• Direction
Find how many lines in the material contain "Forms"; your answer should be that number alone.

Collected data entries
* * *

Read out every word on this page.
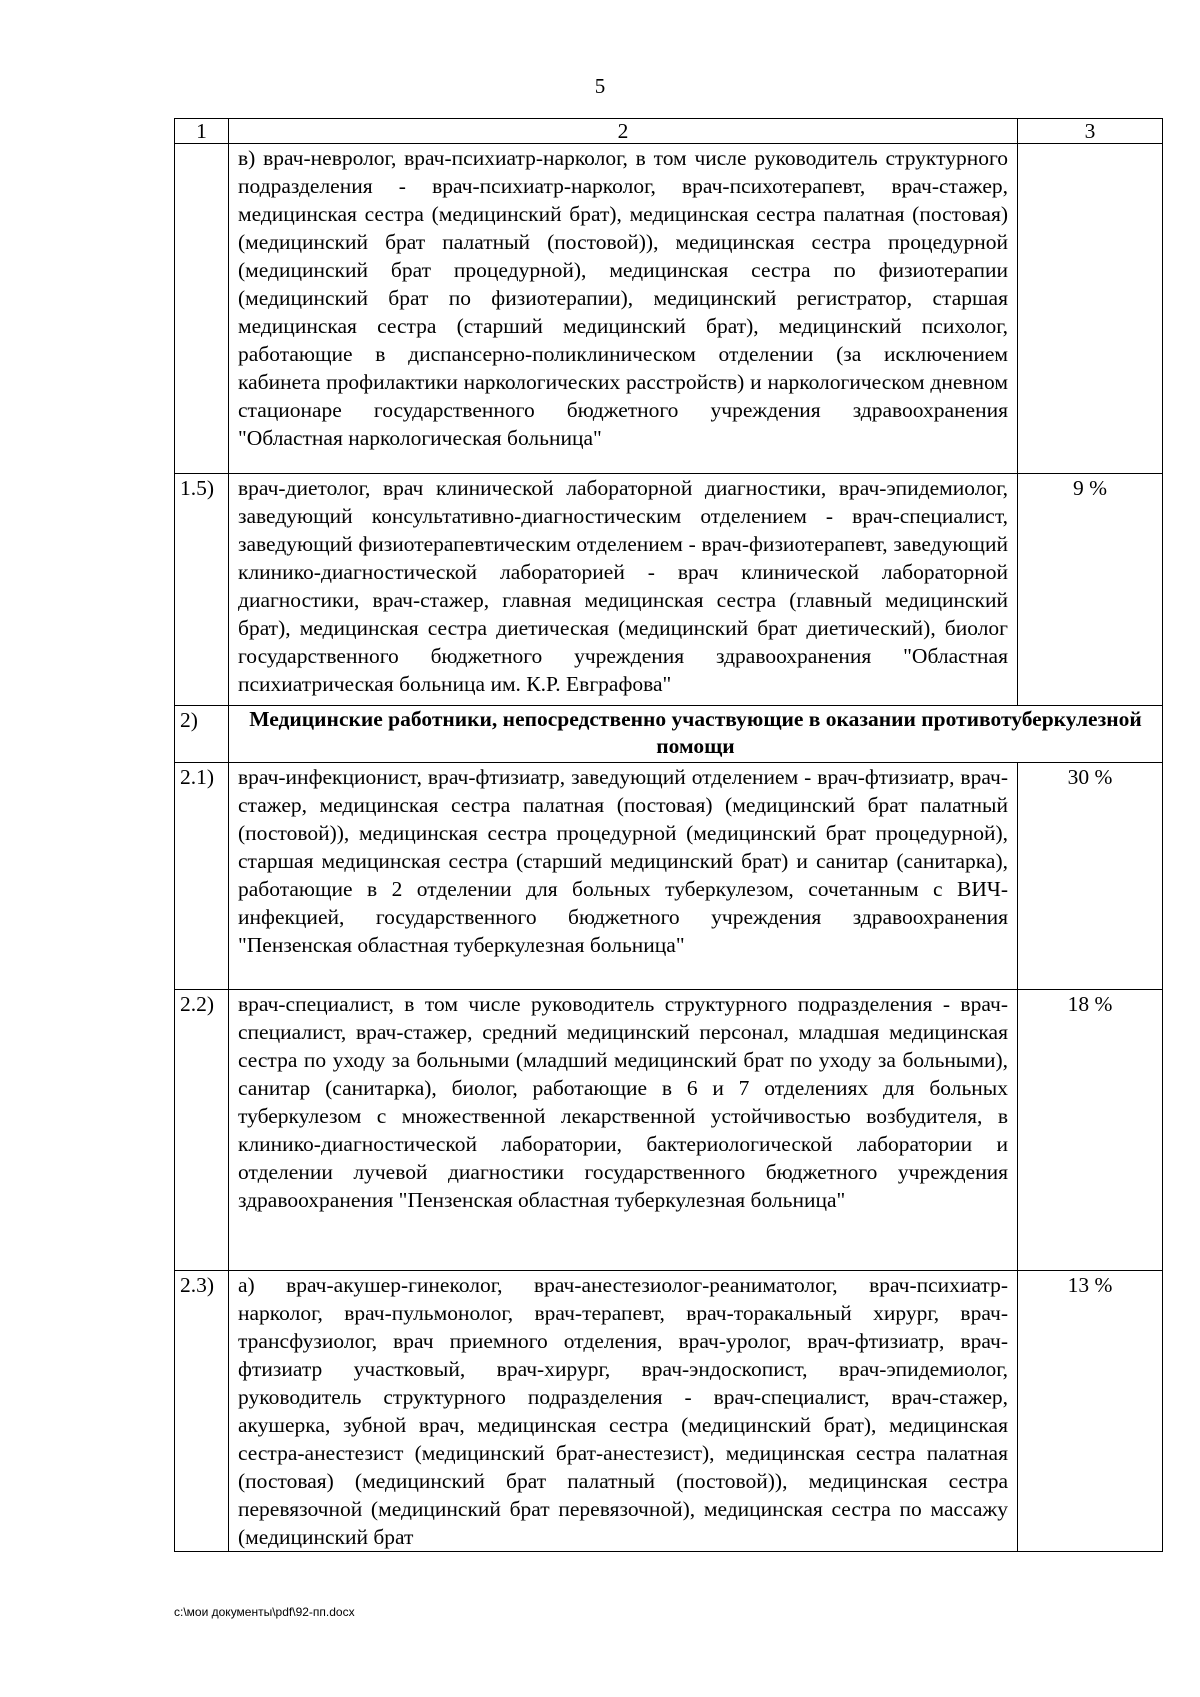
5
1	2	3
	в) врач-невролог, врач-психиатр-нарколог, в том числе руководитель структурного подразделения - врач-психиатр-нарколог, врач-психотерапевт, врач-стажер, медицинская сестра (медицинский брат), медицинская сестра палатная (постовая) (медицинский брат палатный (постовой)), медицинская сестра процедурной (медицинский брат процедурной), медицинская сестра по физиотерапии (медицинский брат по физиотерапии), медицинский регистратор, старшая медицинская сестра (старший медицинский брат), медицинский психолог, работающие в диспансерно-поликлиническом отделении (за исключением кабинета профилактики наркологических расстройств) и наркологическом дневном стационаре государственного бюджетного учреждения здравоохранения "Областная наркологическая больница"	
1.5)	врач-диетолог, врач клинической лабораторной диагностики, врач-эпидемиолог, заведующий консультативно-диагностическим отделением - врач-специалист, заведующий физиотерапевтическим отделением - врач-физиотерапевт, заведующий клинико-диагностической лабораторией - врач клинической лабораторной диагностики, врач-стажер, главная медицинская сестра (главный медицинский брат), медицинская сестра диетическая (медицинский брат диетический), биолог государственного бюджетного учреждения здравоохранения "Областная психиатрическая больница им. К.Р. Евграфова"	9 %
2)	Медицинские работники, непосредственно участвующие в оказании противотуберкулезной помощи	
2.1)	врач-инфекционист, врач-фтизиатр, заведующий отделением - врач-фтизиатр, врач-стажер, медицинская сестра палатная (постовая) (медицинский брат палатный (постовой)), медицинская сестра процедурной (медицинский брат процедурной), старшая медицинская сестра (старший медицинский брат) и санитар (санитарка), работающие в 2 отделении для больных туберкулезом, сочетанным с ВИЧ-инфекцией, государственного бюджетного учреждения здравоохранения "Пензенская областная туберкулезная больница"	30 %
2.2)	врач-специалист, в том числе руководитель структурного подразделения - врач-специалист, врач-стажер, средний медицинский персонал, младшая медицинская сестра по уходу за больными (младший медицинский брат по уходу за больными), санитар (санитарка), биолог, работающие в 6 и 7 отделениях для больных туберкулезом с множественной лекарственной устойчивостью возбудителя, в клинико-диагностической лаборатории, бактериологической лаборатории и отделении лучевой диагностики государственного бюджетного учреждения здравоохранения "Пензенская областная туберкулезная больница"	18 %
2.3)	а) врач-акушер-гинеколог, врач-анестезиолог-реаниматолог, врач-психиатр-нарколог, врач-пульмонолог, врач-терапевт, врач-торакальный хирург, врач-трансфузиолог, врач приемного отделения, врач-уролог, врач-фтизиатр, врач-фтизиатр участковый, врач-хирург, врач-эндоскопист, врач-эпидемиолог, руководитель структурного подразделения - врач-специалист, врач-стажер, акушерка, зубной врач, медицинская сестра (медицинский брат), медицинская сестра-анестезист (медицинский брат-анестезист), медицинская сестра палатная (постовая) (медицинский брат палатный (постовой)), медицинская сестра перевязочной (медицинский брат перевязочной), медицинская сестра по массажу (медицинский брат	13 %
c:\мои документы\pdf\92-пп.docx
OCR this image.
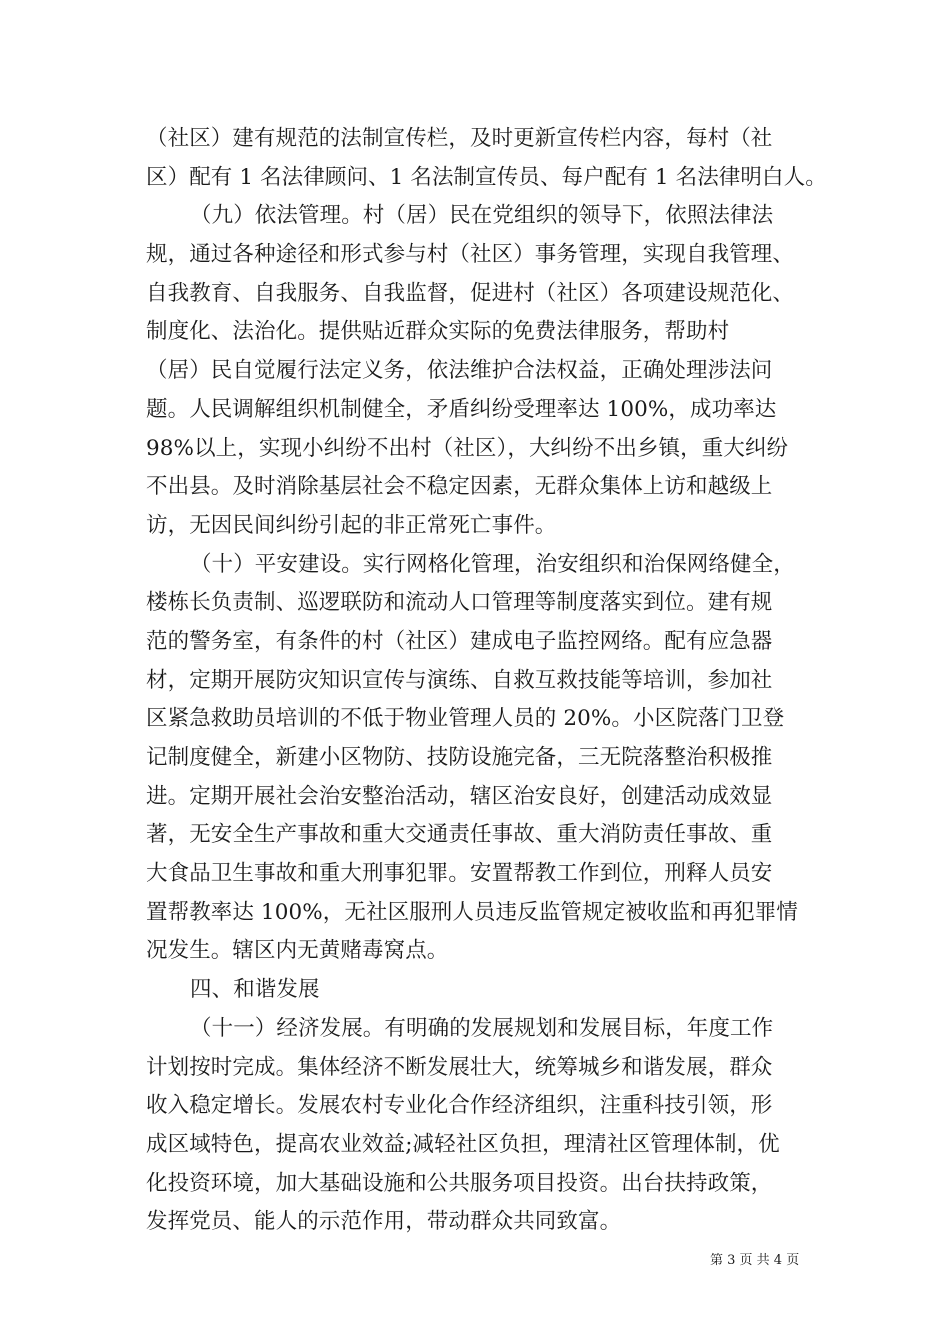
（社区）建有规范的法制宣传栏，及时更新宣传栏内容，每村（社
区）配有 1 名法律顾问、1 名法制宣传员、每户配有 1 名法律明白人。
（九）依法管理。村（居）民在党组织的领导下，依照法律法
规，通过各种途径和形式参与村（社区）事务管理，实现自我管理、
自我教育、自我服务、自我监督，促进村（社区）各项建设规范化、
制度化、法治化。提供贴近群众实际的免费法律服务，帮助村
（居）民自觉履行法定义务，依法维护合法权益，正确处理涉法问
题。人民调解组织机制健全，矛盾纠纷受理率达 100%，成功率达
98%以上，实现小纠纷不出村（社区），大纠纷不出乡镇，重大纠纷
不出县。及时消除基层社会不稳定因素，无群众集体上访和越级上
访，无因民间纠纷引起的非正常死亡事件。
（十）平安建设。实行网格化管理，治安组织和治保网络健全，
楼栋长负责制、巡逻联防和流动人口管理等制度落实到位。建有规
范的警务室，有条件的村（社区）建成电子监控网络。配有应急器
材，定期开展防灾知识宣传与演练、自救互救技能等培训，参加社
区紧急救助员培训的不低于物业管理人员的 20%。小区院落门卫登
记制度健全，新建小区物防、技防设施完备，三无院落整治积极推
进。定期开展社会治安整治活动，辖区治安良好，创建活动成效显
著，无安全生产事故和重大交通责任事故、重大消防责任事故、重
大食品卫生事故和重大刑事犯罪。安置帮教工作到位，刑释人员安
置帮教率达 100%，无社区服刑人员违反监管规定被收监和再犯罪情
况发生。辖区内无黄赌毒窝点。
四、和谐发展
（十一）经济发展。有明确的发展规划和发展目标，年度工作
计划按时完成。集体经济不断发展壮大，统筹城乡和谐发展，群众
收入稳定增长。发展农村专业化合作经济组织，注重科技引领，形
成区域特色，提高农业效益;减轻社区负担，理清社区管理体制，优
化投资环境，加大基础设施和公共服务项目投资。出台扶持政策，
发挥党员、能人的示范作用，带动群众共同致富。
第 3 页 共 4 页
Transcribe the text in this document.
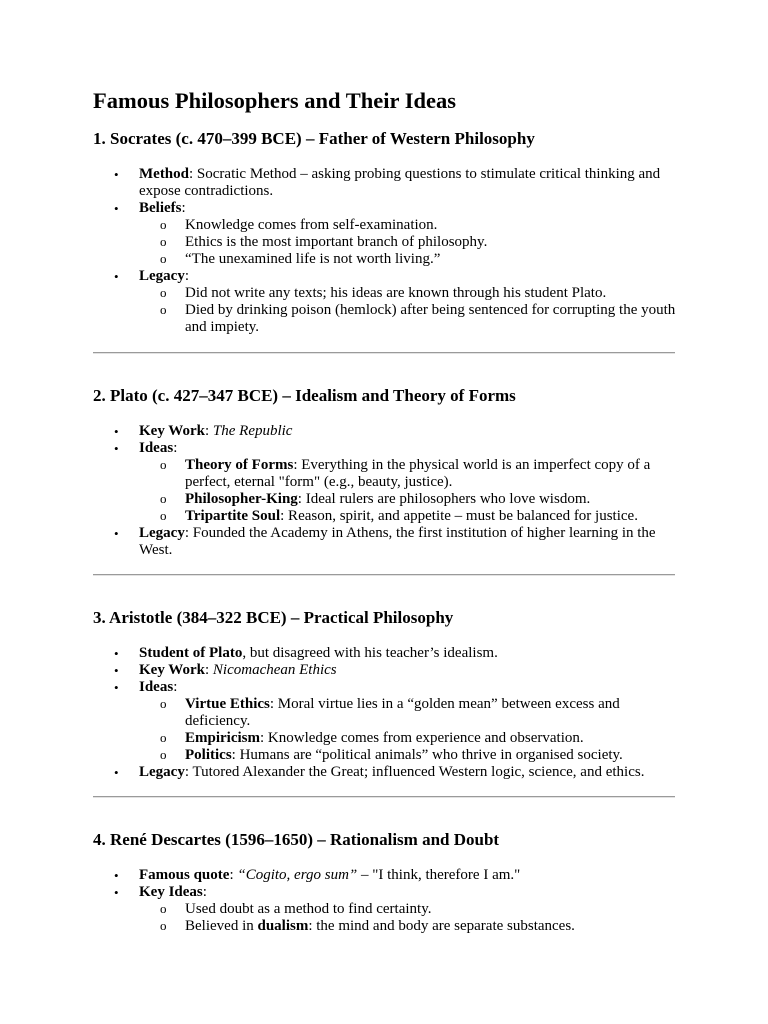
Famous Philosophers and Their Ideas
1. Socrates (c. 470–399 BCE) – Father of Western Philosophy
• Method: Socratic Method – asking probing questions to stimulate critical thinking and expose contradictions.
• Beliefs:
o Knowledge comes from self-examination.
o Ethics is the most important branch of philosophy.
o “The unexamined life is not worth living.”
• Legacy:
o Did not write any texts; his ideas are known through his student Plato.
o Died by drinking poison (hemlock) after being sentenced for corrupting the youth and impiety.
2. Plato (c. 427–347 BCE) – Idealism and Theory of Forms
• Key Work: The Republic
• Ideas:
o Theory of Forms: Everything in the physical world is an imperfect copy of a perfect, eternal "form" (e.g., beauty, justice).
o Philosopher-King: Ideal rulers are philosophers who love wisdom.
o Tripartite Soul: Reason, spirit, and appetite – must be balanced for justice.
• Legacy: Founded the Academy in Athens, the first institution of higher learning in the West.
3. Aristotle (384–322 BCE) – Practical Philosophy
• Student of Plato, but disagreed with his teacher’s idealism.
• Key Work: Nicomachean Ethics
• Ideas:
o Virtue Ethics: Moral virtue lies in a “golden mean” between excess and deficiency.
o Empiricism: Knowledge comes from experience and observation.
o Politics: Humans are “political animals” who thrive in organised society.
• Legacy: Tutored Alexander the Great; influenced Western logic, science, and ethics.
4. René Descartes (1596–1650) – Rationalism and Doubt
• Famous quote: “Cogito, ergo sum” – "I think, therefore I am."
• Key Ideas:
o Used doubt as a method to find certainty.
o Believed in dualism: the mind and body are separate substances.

* * *

• Solution to the problem
2